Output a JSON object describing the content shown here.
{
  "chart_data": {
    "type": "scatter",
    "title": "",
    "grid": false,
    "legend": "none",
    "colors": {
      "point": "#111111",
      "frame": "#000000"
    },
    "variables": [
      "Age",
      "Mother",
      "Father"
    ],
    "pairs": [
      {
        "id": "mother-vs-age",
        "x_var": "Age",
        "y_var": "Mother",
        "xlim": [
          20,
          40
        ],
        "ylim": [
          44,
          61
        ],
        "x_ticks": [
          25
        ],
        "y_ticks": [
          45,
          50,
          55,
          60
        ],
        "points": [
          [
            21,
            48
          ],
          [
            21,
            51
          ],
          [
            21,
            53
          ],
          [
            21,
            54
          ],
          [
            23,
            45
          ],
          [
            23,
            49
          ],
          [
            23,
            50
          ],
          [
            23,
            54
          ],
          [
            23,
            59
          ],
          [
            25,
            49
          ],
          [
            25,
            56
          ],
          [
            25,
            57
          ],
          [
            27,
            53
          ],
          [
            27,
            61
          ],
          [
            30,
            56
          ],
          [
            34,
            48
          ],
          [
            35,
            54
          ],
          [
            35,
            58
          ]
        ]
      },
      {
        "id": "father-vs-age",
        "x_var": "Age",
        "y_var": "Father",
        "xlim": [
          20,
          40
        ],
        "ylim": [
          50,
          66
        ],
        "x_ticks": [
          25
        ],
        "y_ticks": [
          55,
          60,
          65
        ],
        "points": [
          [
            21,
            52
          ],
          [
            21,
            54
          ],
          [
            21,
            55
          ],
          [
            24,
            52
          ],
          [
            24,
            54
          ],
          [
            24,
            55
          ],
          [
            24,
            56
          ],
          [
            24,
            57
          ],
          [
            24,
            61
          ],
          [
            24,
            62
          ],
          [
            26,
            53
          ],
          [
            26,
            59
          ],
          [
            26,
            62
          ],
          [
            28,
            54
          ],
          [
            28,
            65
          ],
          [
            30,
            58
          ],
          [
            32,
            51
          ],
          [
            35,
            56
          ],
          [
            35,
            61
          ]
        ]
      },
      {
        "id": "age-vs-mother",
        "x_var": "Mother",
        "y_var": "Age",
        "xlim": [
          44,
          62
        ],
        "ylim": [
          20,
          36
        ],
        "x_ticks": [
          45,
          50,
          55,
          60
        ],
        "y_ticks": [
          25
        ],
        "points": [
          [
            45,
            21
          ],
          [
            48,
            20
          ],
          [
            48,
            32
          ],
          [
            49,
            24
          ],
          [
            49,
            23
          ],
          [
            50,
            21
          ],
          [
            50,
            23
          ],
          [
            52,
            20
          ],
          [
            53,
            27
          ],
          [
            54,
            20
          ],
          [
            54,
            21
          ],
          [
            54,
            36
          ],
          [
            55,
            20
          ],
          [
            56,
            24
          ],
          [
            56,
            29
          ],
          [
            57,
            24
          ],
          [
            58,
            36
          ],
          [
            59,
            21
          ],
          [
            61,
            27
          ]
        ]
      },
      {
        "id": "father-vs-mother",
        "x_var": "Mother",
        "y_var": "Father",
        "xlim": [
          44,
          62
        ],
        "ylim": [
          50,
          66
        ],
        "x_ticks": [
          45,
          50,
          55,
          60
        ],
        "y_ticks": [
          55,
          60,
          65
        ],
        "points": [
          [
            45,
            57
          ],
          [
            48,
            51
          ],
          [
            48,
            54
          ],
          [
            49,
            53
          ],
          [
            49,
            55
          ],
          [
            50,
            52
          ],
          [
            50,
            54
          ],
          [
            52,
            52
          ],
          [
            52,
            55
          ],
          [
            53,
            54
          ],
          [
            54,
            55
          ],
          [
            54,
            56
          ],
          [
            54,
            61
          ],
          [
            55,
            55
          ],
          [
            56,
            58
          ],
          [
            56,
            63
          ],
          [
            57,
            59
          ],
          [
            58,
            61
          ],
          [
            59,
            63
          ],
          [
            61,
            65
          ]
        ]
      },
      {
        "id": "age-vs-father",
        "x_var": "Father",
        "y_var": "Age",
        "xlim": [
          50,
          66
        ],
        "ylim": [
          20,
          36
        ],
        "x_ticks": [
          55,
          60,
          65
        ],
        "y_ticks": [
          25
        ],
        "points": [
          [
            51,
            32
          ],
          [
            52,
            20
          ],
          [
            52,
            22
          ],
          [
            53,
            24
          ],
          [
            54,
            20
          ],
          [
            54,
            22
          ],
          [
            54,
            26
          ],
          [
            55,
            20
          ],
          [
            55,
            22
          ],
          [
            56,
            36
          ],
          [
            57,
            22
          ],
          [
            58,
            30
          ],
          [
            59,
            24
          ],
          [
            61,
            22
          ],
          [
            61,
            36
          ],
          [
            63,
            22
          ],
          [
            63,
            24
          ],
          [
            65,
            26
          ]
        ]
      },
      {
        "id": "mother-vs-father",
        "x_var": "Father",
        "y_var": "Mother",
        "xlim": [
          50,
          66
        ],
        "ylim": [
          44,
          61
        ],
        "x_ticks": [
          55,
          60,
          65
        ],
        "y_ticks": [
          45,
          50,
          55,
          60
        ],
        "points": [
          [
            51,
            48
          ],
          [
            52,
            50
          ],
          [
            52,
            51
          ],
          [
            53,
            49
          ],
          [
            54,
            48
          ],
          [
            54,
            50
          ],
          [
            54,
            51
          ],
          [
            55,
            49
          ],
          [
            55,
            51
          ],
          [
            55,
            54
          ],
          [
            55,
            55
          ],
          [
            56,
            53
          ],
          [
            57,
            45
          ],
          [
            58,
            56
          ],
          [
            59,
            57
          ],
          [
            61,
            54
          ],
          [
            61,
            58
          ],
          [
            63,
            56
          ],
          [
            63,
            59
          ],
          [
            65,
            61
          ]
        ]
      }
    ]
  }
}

- - -

=== YOUR TASK ===
Restate all of the entries above precisely.

=== SOLUTION ===
Output a JSON object describing the content shown here.
{
  "chart_data": {
    "type": "scatter",
    "title": "",
    "grid": false,
    "legend": "none",
    "colors": {
      "point": "#111111",
      "frame": "#000000"
    },
    "variables": [
      "Age",
      "Mother",
      "Father"
    ],
    "pairs": [
      {
        "id": "mother-vs-age",
        "x_var": "Age",
        "y_var": "Mother",
        "xlim": [
          20,
          40
        ],
        "ylim": [
          44,
          61
        ],
        "x_ticks": [
          25
        ],
        "y_ticks": [
          45,
          50,
          55,
          60
        ],
        "points": [
          [
            21,
            48
          ],
          [
            21,
            51
          ],
          [
            21,
            53
          ],
          [
            21,
            54
          ],
          [
            23,
            45
          ],
          [
            23,
            49
          ],
          [
            23,
            50
          ],
          [
            23,
            54
          ],
          [
            23,
            59
          ],
          [
            25,
            49
          ],
          [
            25,
            56
          ],
          [
            25,
            57
          ],
          [
            27,
            53
          ],
          [
            27,
            61
          ],
          [
            30,
            56
          ],
          [
            34,
            48
          ],
          [
            35,
            54
          ],
          [
            35,
            58
          ]
        ]
      },
      {
        "id": "father-vs-age",
        "x_var": "Age",
        "y_var": "Father",
        "xlim": [
          20,
          40
        ],
        "ylim": [
          50,
          66
        ],
        "x_ticks": [
          25
        ],
        "y_ticks": [
          55,
          60,
          65
        ],
        "points": [
          [
            21,
            52
          ],
          [
            21,
            54
          ],
          [
            21,
            55
          ],
          [
            24,
            52
          ],
          [
            24,
            54
          ],
          [
            24,
            55
          ],
          [
            24,
            56
          ],
          [
            24,
            57
          ],
          [
            24,
            61
          ],
          [
            24,
            62
          ],
          [
            26,
            53
          ],
          [
            26,
            59
          ],
          [
            26,
            62
          ],
          [
            28,
            54
          ],
          [
            28,
            65
          ],
          [
            30,
            58
          ],
          [
            32,
            51
          ],
          [
            35,
            56
          ],
          [
            35,
            61
          ]
        ]
      },
      {
        "id": "age-vs-mother",
        "x_var": "Mother",
        "y_var": "Age",
        "xlim": [
          44,
          62
        ],
        "ylim": [
          20,
          36
        ],
        "x_ticks": [
          45,
          50,
          55,
          60
        ],
        "y_ticks": [
          25
        ],
        "points": [
          [
            45,
            21
          ],
          [
            48,
            20
          ],
          [
            48,
            32
          ],
          [
            49,
            24
          ],
          [
            49,
            23
          ],
          [
            50,
            21
          ],
          [
            50,
            23
          ],
          [
            52,
            20
          ],
          [
            53,
            27
          ],
          [
            54,
            20
          ],
          [
            54,
            21
          ],
          [
            54,
            36
          ],
          [
            55,
            20
          ],
          [
            56,
            24
          ],
          [
            56,
            29
          ],
          [
            57,
            24
          ],
          [
            58,
            36
          ],
          [
            59,
            21
          ],
          [
            61,
            27
          ]
        ]
      },
      {
        "id": "father-vs-mother",
        "x_var": "Mother",
        "y_var": "Father",
        "xlim": [
          44,
          62
        ],
        "ylim": [
          50,
          66
        ],
        "x_ticks": [
          45,
          50,
          55,
          60
        ],
        "y_ticks": [
          55,
          60,
          65
        ],
        "points": [
          [
            45,
            57
          ],
          [
            48,
            51
          ],
          [
            48,
            54
          ],
          [
            49,
            53
          ],
          [
            49,
            55
          ],
          [
            50,
            52
          ],
          [
            50,
            54
          ],
          [
            52,
            52
          ],
          [
            52,
            55
          ],
          [
            53,
            54
          ],
          [
            54,
            55
          ],
          [
            54,
            56
          ],
          [
            54,
            61
          ],
          [
            55,
            55
          ],
          [
            56,
            58
          ],
          [
            56,
            63
          ],
          [
            57,
            59
          ],
          [
            58,
            61
          ],
          [
            59,
            63
          ],
          [
            61,
            65
          ]
        ]
      },
      {
        "id": "age-vs-father",
        "x_var": "Father",
        "y_var": "Age",
        "xlim": [
          50,
          66
        ],
        "ylim": [
          20,
          36
        ],
        "x_ticks": [
          55,
          60,
          65
        ],
        "y_ticks": [
          25
        ],
        "points": [
          [
            51,
            32
          ],
          [
            52,
            20
          ],
          [
            52,
            22
          ],
          [
            53,
            24
          ],
          [
            54,
            20
          ],
          [
            54,
            22
          ],
          [
            54,
            26
          ],
          [
            55,
            20
          ],
          [
            55,
            22
          ],
          [
            56,
            36
          ],
          [
            57,
            22
          ],
          [
            58,
            30
          ],
          [
            59,
            24
          ],
          [
            61,
            22
          ],
          [
            61,
            36
          ],
          [
            63,
            22
          ],
          [
            63,
            24
          ],
          [
            65,
            26
          ]
        ]
      },
      {
        "id": "mother-vs-father",
        "x_var": "Father",
        "y_var": "Mother",
        "xlim": [
          50,
          66
        ],
        "ylim": [
          44,
          61
        ],
        "x_ticks": [
          55,
          60,
          65
        ],
        "y_ticks": [
          45,
          50,
          55,
          60
        ],
        "points": [
          [
            51,
            48
          ],
          [
            52,
            50
          ],
          [
            52,
            51
          ],
          [
            53,
            49
          ],
          [
            54,
            48
          ],
          [
            54,
            50
          ],
          [
            54,
            51
          ],
          [
            55,
            49
          ],
          [
            55,
            51
          ],
          [
            55,
            54
          ],
          [
            55,
            55
          ],
          [
            56,
            53
          ],
          [
            57,
            45
          ],
          [
            58,
            56
          ],
          [
            59,
            57
          ],
          [
            61,
            54
          ],
          [
            61,
            58
          ],
          [
            63,
            56
          ],
          [
            63,
            59
          ],
          [
            65,
            61
          ]
        ]
      }
    ]
  }
}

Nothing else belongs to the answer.